▶ **Task requirements**: Pictures do not belong in the copy, so please give every entry below again exactly.

▶ **Dataset excerpts**:

+++

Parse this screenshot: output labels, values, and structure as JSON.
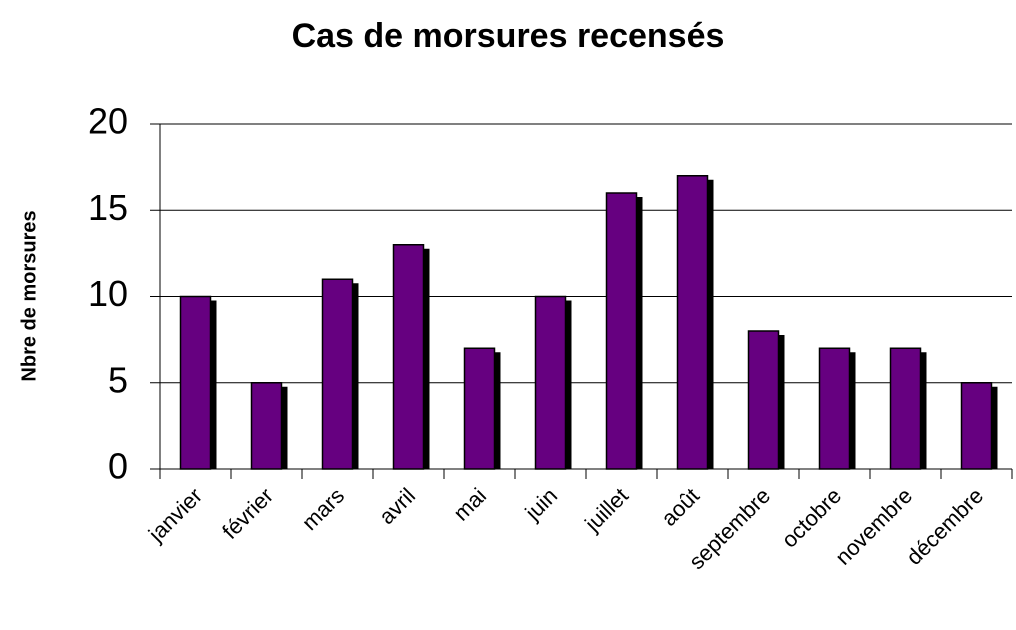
{
  "chart_data": {
    "type": "bar",
    "title": "Cas de morsures recensés",
    "y_label": "Nbre de morsures",
    "categories": [
      "janvier",
      "février",
      "mars",
      "avril",
      "mai",
      "juin",
      "juillet",
      "août",
      "septembre",
      "octobre",
      "novembre",
      "décembre"
    ],
    "values": [
      10,
      5,
      11,
      13,
      7,
      10,
      16,
      17,
      8,
      7,
      7,
      5
    ],
    "color": "#660080",
    "ylim": [
      0,
      20
    ],
    "yticks": [
      0,
      5,
      10,
      15,
      20
    ],
    "grid": true
  }
}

+++

▶ **Complete response**:
Parse this screenshot: output labels, values, and structure as JSON.
{
  "chart_data": {
    "type": "bar",
    "title": "Cas de morsures recensés",
    "y_label": "Nbre de morsures",
    "categories": [
      "janvier",
      "février",
      "mars",
      "avril",
      "mai",
      "juin",
      "juillet",
      "août",
      "septembre",
      "octobre",
      "novembre",
      "décembre"
    ],
    "values": [
      10,
      5,
      11,
      13,
      7,
      10,
      16,
      17,
      8,
      7,
      7,
      5
    ],
    "color": "#660080",
    "ylim": [
      0,
      20
    ],
    "yticks": [
      0,
      5,
      10,
      15,
      20
    ],
    "grid": true
  }
}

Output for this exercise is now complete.